- **What is expected**:
Check each line of the records for "subtitle"; collect those that have it.

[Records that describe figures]
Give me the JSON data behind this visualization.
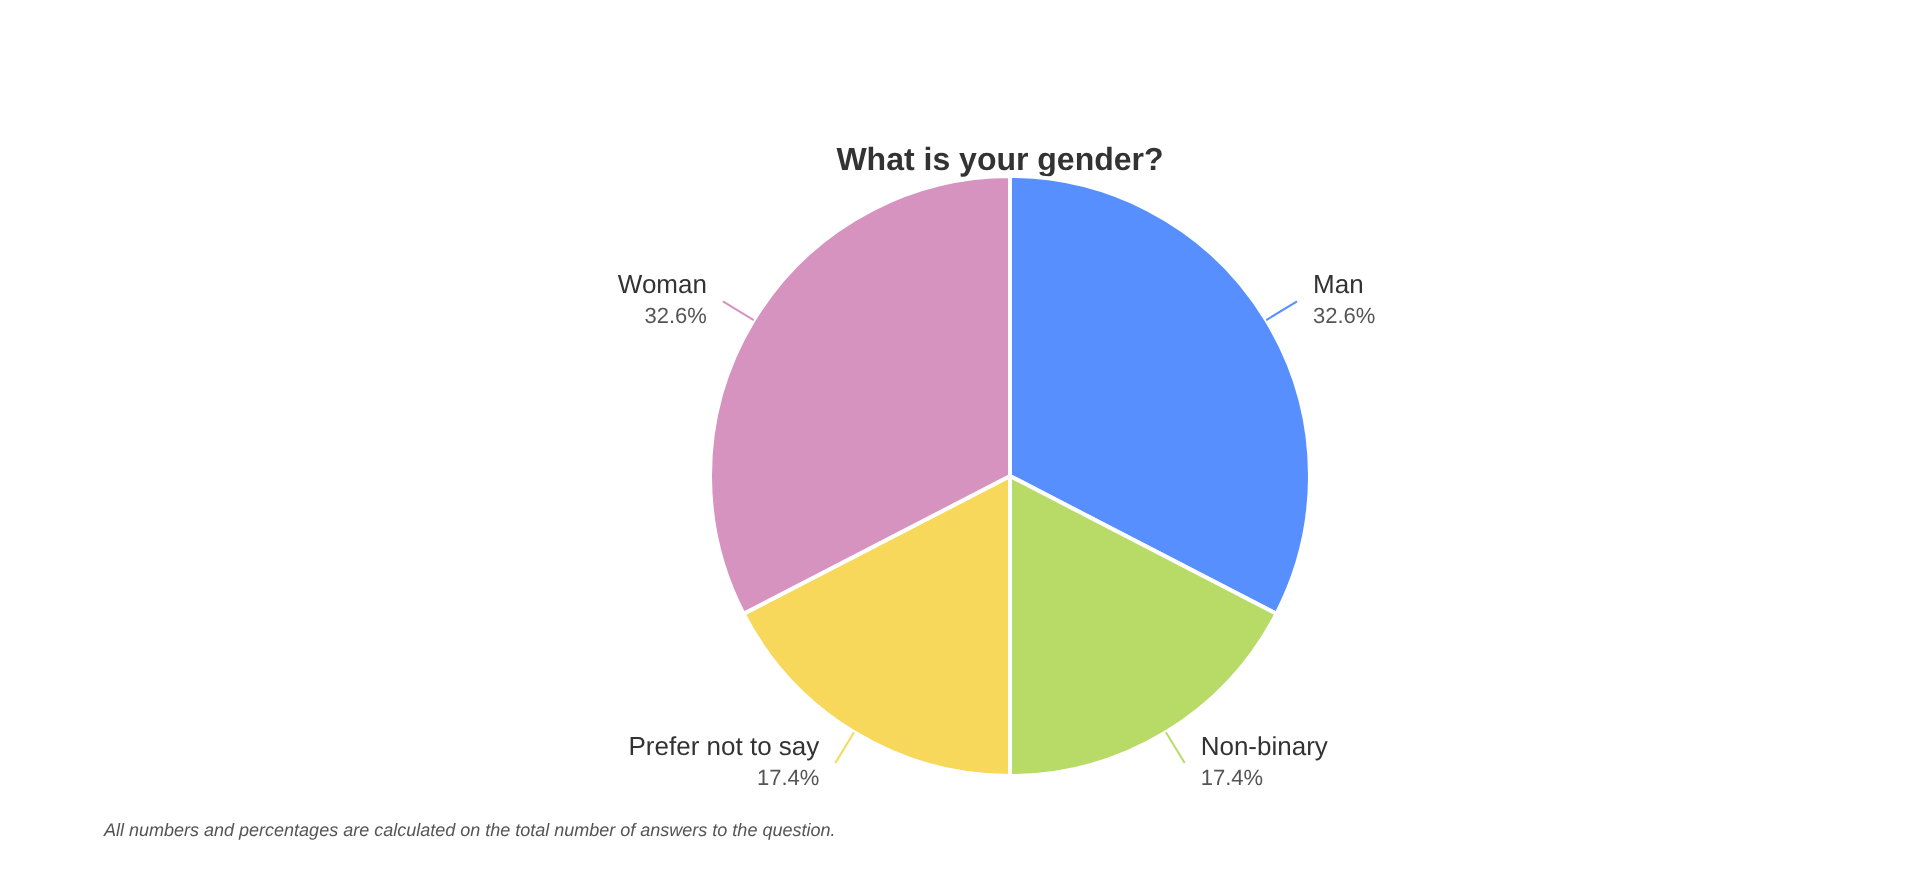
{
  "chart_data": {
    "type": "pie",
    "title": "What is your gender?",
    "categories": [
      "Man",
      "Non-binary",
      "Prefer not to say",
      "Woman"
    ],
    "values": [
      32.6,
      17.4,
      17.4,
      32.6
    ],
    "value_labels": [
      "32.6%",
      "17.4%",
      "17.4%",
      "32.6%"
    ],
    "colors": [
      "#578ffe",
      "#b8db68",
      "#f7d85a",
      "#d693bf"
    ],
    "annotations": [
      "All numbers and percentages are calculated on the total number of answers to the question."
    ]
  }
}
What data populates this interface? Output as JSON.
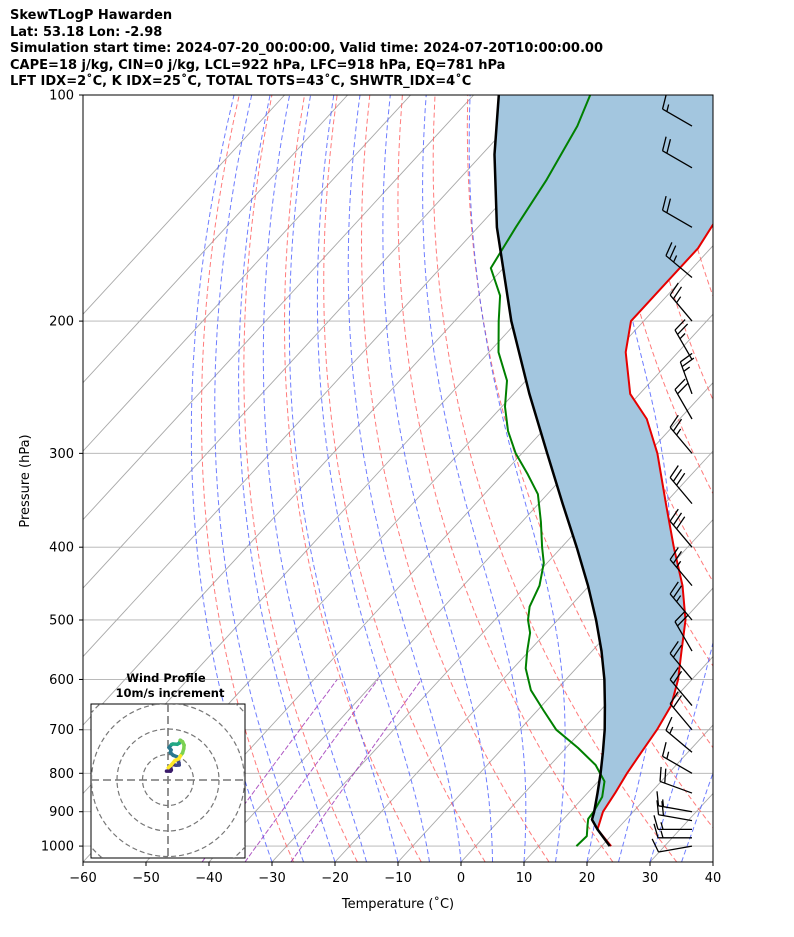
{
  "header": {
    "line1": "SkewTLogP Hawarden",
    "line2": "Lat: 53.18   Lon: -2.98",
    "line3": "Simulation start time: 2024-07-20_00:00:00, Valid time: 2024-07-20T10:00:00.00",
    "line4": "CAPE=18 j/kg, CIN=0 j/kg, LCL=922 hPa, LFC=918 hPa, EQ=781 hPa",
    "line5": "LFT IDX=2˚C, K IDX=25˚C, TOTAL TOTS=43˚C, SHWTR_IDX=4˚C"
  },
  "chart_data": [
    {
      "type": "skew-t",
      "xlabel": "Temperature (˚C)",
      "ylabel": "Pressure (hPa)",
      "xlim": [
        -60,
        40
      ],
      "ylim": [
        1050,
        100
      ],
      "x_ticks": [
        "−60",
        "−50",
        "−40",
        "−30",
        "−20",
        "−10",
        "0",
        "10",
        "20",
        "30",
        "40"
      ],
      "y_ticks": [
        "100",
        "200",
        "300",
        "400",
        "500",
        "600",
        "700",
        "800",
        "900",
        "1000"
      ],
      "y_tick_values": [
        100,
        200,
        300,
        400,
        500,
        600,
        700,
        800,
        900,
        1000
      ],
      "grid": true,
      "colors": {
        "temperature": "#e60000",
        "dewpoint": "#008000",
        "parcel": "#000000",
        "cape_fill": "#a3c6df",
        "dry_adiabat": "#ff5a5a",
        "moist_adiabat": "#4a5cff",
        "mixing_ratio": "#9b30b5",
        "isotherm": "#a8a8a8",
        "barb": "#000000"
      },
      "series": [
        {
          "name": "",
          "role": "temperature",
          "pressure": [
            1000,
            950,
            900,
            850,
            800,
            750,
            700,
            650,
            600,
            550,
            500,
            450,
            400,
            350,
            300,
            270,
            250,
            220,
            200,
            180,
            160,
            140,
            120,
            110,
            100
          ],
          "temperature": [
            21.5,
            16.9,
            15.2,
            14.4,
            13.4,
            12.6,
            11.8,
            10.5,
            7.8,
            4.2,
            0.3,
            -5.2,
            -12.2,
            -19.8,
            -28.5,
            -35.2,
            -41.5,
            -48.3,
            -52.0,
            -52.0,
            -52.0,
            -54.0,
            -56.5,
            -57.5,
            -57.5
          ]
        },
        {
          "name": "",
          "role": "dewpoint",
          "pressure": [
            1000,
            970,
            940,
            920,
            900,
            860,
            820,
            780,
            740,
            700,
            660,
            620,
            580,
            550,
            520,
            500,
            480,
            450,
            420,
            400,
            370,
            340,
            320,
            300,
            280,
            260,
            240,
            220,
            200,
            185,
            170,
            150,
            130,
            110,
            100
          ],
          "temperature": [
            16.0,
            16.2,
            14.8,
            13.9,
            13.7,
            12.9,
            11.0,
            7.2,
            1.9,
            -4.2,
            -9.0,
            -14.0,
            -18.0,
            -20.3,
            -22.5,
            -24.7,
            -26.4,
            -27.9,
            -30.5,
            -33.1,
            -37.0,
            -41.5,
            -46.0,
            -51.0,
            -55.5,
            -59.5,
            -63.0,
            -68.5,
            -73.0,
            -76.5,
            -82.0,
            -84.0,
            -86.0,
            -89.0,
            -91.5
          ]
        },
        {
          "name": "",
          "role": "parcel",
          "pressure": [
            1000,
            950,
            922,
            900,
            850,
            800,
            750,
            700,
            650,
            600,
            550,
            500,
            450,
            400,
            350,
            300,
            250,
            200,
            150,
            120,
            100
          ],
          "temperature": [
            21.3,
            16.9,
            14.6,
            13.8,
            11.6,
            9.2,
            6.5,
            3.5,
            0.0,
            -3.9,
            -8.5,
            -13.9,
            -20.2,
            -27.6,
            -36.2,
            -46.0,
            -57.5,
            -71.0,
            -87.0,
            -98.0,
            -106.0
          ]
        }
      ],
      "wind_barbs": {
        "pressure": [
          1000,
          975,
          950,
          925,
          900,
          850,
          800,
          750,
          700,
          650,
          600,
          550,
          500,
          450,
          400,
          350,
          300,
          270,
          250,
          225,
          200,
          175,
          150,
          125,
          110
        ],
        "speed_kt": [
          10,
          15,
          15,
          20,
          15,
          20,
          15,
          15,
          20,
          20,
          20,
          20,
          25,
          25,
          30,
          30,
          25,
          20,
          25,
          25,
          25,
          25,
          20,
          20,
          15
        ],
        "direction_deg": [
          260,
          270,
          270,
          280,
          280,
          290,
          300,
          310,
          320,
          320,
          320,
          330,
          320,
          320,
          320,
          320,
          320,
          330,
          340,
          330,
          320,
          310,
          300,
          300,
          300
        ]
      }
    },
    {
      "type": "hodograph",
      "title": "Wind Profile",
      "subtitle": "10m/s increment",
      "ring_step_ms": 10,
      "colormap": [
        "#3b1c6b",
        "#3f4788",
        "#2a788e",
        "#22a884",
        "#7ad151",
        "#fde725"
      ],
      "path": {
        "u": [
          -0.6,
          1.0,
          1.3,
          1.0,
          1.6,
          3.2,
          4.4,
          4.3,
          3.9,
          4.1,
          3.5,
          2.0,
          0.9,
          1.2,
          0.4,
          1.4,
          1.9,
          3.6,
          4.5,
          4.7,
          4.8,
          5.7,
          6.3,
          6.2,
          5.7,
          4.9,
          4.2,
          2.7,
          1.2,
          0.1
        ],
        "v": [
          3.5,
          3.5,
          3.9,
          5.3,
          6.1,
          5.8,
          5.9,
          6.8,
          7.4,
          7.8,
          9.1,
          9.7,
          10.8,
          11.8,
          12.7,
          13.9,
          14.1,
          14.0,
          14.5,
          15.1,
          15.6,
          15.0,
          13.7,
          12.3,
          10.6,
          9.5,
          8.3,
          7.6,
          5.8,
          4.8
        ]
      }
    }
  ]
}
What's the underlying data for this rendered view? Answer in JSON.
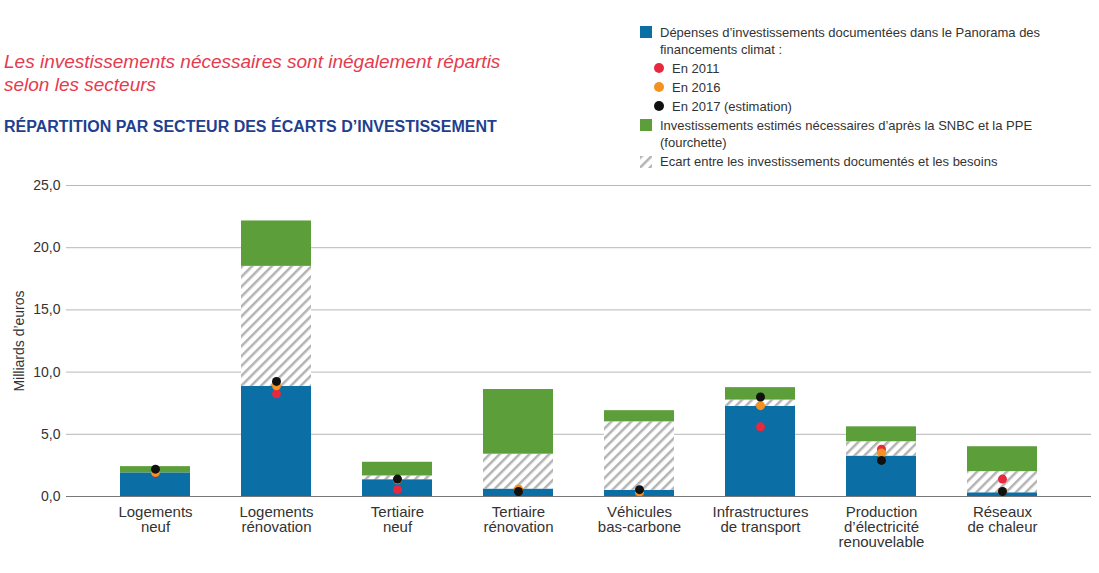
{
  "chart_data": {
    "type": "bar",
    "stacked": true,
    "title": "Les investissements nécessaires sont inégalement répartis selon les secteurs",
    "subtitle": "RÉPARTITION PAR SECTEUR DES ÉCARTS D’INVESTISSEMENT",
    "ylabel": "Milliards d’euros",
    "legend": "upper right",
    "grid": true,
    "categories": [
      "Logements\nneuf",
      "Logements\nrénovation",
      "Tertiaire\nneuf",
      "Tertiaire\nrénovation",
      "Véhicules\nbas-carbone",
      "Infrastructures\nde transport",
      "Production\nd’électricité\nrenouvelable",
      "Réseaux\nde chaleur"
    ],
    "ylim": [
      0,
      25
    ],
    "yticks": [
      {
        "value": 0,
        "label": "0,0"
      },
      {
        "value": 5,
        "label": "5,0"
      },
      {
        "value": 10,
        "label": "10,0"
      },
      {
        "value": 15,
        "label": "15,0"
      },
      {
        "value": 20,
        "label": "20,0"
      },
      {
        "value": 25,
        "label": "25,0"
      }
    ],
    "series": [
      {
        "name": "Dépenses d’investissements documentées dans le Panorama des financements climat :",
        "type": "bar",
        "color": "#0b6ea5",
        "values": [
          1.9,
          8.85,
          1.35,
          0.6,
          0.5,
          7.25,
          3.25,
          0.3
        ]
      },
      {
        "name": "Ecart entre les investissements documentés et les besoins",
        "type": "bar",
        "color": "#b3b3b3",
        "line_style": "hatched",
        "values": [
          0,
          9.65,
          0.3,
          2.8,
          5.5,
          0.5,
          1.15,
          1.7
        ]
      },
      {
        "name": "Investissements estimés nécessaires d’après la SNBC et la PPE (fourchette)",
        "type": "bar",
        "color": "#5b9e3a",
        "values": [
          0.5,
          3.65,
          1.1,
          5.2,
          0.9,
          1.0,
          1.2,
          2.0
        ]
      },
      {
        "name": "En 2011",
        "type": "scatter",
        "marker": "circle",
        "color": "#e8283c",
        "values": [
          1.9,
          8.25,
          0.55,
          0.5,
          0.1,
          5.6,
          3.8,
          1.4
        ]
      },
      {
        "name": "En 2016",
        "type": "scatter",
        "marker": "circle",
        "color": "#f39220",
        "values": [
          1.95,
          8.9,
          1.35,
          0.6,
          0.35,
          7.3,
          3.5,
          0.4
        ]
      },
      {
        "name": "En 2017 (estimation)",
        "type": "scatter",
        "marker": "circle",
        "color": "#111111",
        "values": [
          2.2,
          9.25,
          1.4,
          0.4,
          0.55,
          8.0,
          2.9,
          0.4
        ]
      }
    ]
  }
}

- **Exercise result**:
      "subtitle": "10m/s increment",
    "subtitle": "RÉPARTITION PAR SECTEUR DES ÉCARTS D’INVESTISSEMENT",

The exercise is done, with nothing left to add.